DOCUMENT EXCERPT.
BEGIN
One provider of EAP,Don't Let Co-Workers Hold You Back Articles Ceridian LifeWorks, has reported that there are multiple ways in which co-workers inject stress into the general staff which increases tension.

Negative co-workers can abandon their workloads to you, right before an important deadline. Their hostility can wreck the personality of a workplace and negatively impact your productivity.

Bad co-workers can waste your time, or they can withhold vital information that also hurts your productivity, which reflects on your career.

According to one recent report from "New Scientist," the average worker wastes two hours each workday fielding emails, annoying colleagues and phone calls.

Here are seven practical steps you can take to avoid letting your co-workers hold you back from your workplace success

1. Be honest with yourself first. Are you guilty of being that unproductive or unpleasant to co-workers? Anxiety and nervous tension can be infectious at work if you allow it an expression in the office. If you're the bad co-worker, take proactive steps to stop your own bad behavior.
END
PROVIDED RECORDS.
BEGIN
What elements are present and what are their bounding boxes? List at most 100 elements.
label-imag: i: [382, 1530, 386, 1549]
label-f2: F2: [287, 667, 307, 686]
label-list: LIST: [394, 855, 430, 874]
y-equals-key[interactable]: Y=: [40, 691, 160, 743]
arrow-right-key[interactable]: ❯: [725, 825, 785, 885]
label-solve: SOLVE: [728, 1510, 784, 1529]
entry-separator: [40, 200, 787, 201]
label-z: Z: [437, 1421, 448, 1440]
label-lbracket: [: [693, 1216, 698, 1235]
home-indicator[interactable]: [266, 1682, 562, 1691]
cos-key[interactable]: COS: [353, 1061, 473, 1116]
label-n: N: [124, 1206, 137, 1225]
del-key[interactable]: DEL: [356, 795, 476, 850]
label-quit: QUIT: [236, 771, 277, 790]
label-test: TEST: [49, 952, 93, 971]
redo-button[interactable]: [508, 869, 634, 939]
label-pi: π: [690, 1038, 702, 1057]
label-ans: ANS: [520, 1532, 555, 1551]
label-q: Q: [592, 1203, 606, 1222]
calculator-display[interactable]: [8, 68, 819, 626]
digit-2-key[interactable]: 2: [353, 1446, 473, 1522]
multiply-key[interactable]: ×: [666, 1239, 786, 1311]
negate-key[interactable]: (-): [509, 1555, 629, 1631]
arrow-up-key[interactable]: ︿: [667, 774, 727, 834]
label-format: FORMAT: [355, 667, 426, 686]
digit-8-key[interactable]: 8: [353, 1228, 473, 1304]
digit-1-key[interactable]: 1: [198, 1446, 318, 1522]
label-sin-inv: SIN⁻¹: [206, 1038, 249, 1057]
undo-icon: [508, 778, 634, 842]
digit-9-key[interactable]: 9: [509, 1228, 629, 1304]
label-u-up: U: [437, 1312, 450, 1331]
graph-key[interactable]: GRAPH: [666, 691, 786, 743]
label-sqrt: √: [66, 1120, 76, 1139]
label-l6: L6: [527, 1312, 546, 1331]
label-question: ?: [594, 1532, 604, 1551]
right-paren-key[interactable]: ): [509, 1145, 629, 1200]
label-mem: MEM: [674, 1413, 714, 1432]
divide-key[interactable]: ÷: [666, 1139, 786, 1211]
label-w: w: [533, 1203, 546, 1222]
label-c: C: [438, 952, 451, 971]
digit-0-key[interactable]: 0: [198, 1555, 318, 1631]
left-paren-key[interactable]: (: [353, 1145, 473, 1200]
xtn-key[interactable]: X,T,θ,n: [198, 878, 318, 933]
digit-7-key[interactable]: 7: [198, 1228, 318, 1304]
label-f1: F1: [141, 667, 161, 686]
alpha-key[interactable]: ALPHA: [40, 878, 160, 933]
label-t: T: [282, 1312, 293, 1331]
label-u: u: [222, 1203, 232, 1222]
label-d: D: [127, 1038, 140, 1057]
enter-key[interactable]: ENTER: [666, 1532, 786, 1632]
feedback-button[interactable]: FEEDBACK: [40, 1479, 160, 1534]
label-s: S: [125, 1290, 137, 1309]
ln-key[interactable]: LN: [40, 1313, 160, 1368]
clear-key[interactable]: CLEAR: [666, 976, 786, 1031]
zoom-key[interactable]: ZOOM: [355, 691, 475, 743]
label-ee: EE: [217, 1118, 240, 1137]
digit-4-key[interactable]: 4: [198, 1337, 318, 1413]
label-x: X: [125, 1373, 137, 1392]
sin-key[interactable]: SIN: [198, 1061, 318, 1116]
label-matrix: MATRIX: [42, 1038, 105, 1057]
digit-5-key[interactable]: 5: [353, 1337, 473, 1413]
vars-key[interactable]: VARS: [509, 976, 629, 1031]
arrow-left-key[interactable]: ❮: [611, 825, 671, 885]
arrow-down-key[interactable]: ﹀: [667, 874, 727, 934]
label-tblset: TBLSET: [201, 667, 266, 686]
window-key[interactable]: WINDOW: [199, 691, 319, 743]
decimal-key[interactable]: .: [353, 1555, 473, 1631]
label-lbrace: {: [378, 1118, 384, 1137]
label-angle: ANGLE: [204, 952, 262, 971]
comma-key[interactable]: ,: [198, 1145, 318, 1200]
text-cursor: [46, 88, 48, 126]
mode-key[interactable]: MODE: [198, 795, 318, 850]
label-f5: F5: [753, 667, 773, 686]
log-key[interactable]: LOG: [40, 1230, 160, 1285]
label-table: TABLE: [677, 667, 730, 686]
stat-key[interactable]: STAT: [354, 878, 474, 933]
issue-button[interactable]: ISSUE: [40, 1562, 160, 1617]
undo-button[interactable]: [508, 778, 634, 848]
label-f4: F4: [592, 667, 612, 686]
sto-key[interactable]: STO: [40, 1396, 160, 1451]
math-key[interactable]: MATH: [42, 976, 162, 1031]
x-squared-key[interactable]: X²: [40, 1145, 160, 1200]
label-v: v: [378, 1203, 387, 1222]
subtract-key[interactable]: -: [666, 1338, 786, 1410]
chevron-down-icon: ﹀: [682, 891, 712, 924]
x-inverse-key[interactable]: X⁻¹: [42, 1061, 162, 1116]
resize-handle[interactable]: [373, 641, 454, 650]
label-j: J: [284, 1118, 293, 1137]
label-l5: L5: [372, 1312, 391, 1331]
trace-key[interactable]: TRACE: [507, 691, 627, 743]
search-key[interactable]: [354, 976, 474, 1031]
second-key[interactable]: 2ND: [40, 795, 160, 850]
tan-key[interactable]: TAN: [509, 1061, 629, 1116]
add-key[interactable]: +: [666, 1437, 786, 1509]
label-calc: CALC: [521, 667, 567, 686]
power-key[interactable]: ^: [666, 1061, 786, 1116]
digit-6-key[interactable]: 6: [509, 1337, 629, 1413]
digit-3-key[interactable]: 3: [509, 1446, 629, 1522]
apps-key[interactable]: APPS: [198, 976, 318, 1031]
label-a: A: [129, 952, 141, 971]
END
PROBLEM. Could you print the stretch from "Negative co-workers can" through "impact your productivity." of the co-worker article, word for word?

RESULT.
Negative co-workers can abandon their workloads to you, right before an important deadline. Their hostility can wreck the personality of a workplace and negatively impact your productivity.